In addressing the difficult problem of complementary scheduling, the disclosed techniques exhibit multiple advantages. These advantages include use of a simple roofline-based interference estimation which requires only the individual utilization of each workload and the current utilization at each location. This estimation simplifies the profiling overhead (e.g., no need to collect and store N{circumflex over ( )}2 interference metrics for N workloads, can easily collect and update utilization information, etc.), and it allows for relatively simple calculation of interference. The hierarchical nature allows for multi-level scheduling while avoiding duplication of resources (e.g., common resources, logic, infrastructure, etc.) across scheduling levels. It also can easily identify and adapt to workloads and situations where a high-level estimation is not accurate.

While the foregoing disclosure sets forth various implementations using specific block diagrams, flowcharts, and examples, each block diagram component, flowchart step, operation, and/or component described and/or illustrated herein can be implemented, individually and/or collectively, using a wide range of hardware, software, or firmware (or any combination thereof) configurations. In addition, any disclosure of components contained within other components should be considered example in nature since many other architectures can be implemented to achieve the same functionality.

In some examples, all or a portion of example system 100 in FIG. 1 can represent portions of a cloud-computing or network-based environment. Cloud-computing environments can provide various services and applications via the Internet. These cloud-based services (e.g., software as a service, platform as a service, infrastructure as a service, etc.) can be accessible through a web browser or other remote interface. Various functions described herein can be provided through a remote desktop environment or any other cloud-based computing environment.

DIRECTION 1 | Rewrite the listing as a numbered list, leaving out blank lines, from its first line up to and including the line with "data-point <box>464 98 479 113</box>".
The listing has nothing to do with the passage on complementary scheduling.

SOURCE MATERIAL |
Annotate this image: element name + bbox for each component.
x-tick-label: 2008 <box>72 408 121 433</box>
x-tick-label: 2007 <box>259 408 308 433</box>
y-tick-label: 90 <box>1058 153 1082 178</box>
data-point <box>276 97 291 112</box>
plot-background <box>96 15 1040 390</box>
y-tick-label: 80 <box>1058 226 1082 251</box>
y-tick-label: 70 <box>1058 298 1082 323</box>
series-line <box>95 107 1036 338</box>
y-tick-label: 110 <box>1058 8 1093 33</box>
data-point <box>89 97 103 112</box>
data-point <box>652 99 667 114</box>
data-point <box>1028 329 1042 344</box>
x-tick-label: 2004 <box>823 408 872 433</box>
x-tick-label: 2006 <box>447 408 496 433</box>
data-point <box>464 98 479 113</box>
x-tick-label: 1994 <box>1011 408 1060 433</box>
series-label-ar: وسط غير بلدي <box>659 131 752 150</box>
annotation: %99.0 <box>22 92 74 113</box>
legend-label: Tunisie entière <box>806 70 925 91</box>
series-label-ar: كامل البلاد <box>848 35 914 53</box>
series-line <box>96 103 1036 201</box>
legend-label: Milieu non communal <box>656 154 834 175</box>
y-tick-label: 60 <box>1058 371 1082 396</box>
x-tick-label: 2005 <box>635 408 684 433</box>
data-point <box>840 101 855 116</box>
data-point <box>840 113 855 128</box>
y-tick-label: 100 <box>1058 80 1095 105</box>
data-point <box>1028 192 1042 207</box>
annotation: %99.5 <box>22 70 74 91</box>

DIRECTION 2 | Reproduce the passage on complementary scheduling word for word, from "While the foregoing" up to and including "the same functionality.".

SOLUTION 1 |
1. Annotate this image: element name + bbox for each component.
2. x-tick-label: 2008 <box>72 408 121 433</box>
3. x-tick-label: 2007 <box>259 408 308 433</box>
4. y-tick-label: 90 <box>1058 153 1082 178</box>
5. data-point <box>276 97 291 112</box>
6. plot-background <box>96 15 1040 390</box>
7. y-tick-label: 80 <box>1058 226 1082 251</box>
8. y-tick-label: 70 <box>1058 298 1082 323</box>
9. series-line <box>95 107 1036 338</box>
10. y-tick-label: 110 <box>1058 8 1093 33</box>
11. data-point <box>89 97 103 112</box>
12. data-point <box>652 99 667 114</box>
13. data-point <box>1028 329 1042 344</box>
14. x-tick-label: 2004 <box>823 408 872 433</box>
15. x-tick-label: 2006 <box>447 408 496 433</box>
16. data-point <box>464 98 479 113</box>

SOLUTION 2 |
While the foregoing disclosure sets forth various implementations using specific block diagrams, flowcharts, and examples, each block diagram component, flowchart step, operation, and/or component described and/or illustrated herein can be implemented, individually and/or collectively, using a wide range of hardware, software, or firmware (or any combination thereof) configurations. In addition, any disclosure of components contained within other components should be considered example in nature since many other architectures can be implemented to achieve the same functionality.